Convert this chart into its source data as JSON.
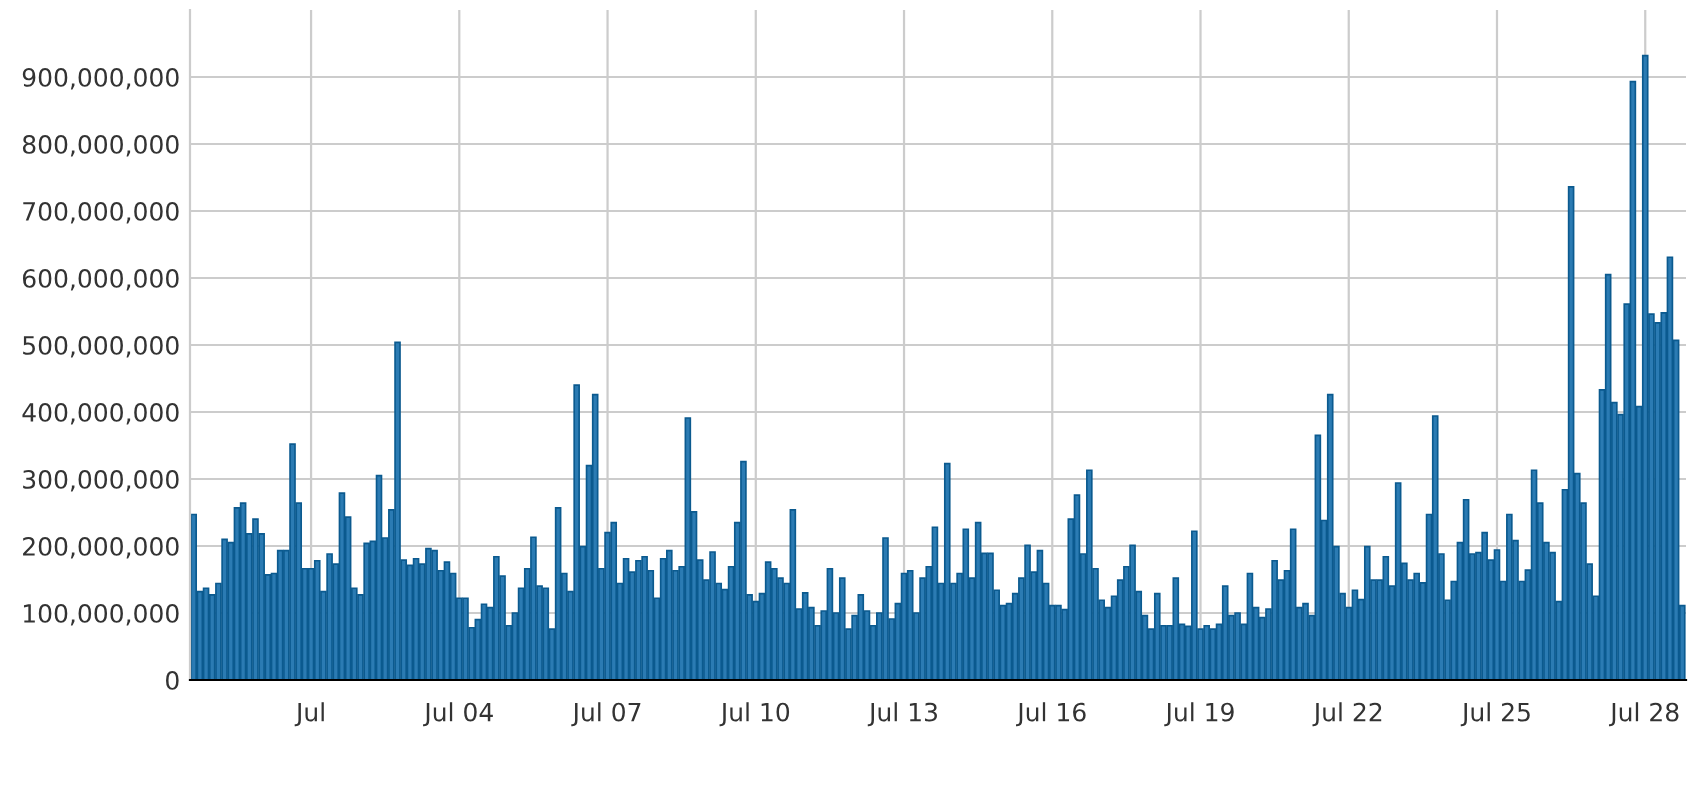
{
  "chart_data": {
    "type": "bar",
    "categories": [
      null,
      null,
      null,
      null,
      null,
      null,
      null,
      null,
      null,
      null,
      null,
      null,
      null,
      null,
      null,
      null,
      null,
      null,
      null,
      "Jul",
      null,
      null,
      null,
      null,
      null,
      null,
      null,
      null,
      null,
      null,
      null,
      null,
      null,
      null,
      null,
      null,
      null,
      null,
      null,
      null,
      null,
      null,
      null,
      "Jul 04",
      null,
      null,
      null,
      null,
      null,
      null,
      null,
      null,
      null,
      null,
      null,
      null,
      null,
      null,
      null,
      null,
      null,
      null,
      null,
      null,
      null,
      null,
      null,
      "Jul 07",
      null,
      null,
      null,
      null,
      null,
      null,
      null,
      null,
      null,
      null,
      null,
      null,
      null,
      null,
      null,
      null,
      null,
      null,
      null,
      null,
      null,
      null,
      null,
      "Jul 10",
      null,
      null,
      null,
      null,
      null,
      null,
      null,
      null,
      null,
      null,
      null,
      null,
      null,
      null,
      null,
      null,
      null,
      null,
      null,
      null,
      null,
      null,
      null,
      "Jul 13",
      null,
      null,
      null,
      null,
      null,
      null,
      null,
      null,
      null,
      null,
      null,
      null,
      null,
      null,
      null,
      null,
      null,
      null,
      null,
      null,
      null,
      null,
      null,
      "Jul 16",
      null,
      null,
      null,
      null,
      null,
      null,
      null,
      null,
      null,
      null,
      null,
      null,
      null,
      null,
      null,
      null,
      null,
      null,
      null,
      null,
      null,
      null,
      null,
      "Jul 19",
      null,
      null,
      null,
      null,
      null,
      null,
      null,
      null,
      null,
      null,
      null,
      null,
      null,
      null,
      null,
      null,
      null,
      null,
      null,
      null,
      null,
      null,
      null,
      "Jul 22",
      null,
      null,
      null,
      null,
      null,
      null,
      null,
      null,
      null,
      null,
      null,
      null,
      null,
      null,
      null,
      null,
      null,
      null,
      null,
      null,
      null,
      null,
      null,
      "Jul 25",
      null,
      null,
      null,
      null,
      null,
      null,
      null,
      null,
      null,
      null,
      null,
      null,
      null,
      null,
      null,
      null,
      null,
      null,
      null,
      null,
      null,
      null,
      null,
      "Jul 28",
      null,
      null,
      null,
      null,
      null,
      null
    ],
    "series": [
      {
        "color": "#2b7bb3",
        "values": [
          247000000,
          132000000,
          137000000,
          127000000,
          144000000,
          210000000,
          205000000,
          257000000,
          264000000,
          218000000,
          240000000,
          218000000,
          157000000,
          159000000,
          193000000,
          193000000,
          352000000,
          264000000,
          166000000,
          166000000,
          178000000,
          132000000,
          188000000,
          173000000,
          279000000,
          243000000,
          137000000,
          127000000,
          204000000,
          207000000,
          305000000,
          212000000,
          254000000,
          504000000,
          179000000,
          171000000,
          181000000,
          173000000,
          196000000,
          193000000,
          163000000,
          176000000,
          159000000,
          122000000,
          122000000,
          78000000,
          90000000,
          113000000,
          108000000,
          184000000,
          155000000,
          81000000,
          100000000,
          137000000,
          166000000,
          213000000,
          140000000,
          137000000,
          76000000,
          257000000,
          159000000,
          132000000,
          440000000,
          199000000,
          320000000,
          426000000,
          166000000,
          220000000,
          235000000,
          144000000,
          181000000,
          161000000,
          178000000,
          184000000,
          163000000,
          122000000,
          181000000,
          193000000,
          163000000,
          169000000,
          391000000,
          251000000,
          179000000,
          149000000,
          191000000,
          144000000,
          135000000,
          169000000,
          235000000,
          326000000,
          127000000,
          117000000,
          129000000,
          176000000,
          166000000,
          152000000,
          144000000,
          254000000,
          106000000,
          130000000,
          108000000,
          81000000,
          103000000,
          166000000,
          100000000,
          152000000,
          76000000,
          96000000,
          127000000,
          103000000,
          81000000,
          100000000,
          212000000,
          91000000,
          114000000,
          159000000,
          163000000,
          100000000,
          152000000,
          169000000,
          228000000,
          144000000,
          323000000,
          144000000,
          159000000,
          225000000,
          152000000,
          235000000,
          189000000,
          189000000,
          134000000,
          111000000,
          114000000,
          129000000,
          152000000,
          201000000,
          161000000,
          193000000,
          144000000,
          111000000,
          111000000,
          105000000,
          240000000,
          276000000,
          188000000,
          313000000,
          166000000,
          119000000,
          108000000,
          125000000,
          149000000,
          169000000,
          201000000,
          132000000,
          96000000,
          76000000,
          129000000,
          81000000,
          81000000,
          152000000,
          83000000,
          80000000,
          222000000,
          76000000,
          81000000,
          76000000,
          83000000,
          140000000,
          96000000,
          100000000,
          83000000,
          159000000,
          108000000,
          93000000,
          106000000,
          178000000,
          149000000,
          163000000,
          225000000,
          108000000,
          114000000,
          96000000,
          365000000,
          238000000,
          426000000,
          199000000,
          129000000,
          108000000,
          134000000,
          120000000,
          199000000,
          149000000,
          149000000,
          184000000,
          140000000,
          294000000,
          174000000,
          149000000,
          159000000,
          145000000,
          247000000,
          394000000,
          188000000,
          119000000,
          147000000,
          205000000,
          269000000,
          188000000,
          190000000,
          220000000,
          179000000,
          194000000,
          147000000,
          247000000,
          208000000,
          147000000,
          164000000,
          313000000,
          264000000,
          205000000,
          190000000,
          117000000,
          284000000,
          736000000,
          308000000,
          264000000,
          173000000,
          125000000,
          433000000,
          605000000,
          414000000,
          396000000,
          561000000,
          893000000,
          408000000,
          932000000,
          546000000,
          533000000,
          548000000,
          631000000,
          507000000,
          111000000
        ]
      }
    ],
    "ylim": [
      0,
      1000000000
    ],
    "yticks": [
      {
        "value": 0,
        "label": "0"
      },
      {
        "value": 100000000,
        "label": "100,000,000"
      },
      {
        "value": 200000000,
        "label": "200,000,000"
      },
      {
        "value": 300000000,
        "label": "300,000,000"
      },
      {
        "value": 400000000,
        "label": "400,000,000"
      },
      {
        "value": 500000000,
        "label": "500,000,000"
      },
      {
        "value": 600000000,
        "label": "600,000,000"
      },
      {
        "value": 700000000,
        "label": "700,000,000"
      },
      {
        "value": 800000000,
        "label": "800,000,000"
      },
      {
        "value": 900000000,
        "label": "900,000,000"
      }
    ],
    "grid": true
  }
}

DIRECTIONS:
Go through the listing above and list every line that has the word "label".

SOLUTION TO THIS TASK:
        "label": "0"
        "label": "100,000,000"
        "label": "200,000,000"
        "label": "300,000,000"
        "label": "400,000,000"
        "label": "500,000,000"
        "label": "600,000,000"
        "label": "700,000,000"
        "label": "800,000,000"
        "label": "900,000,000"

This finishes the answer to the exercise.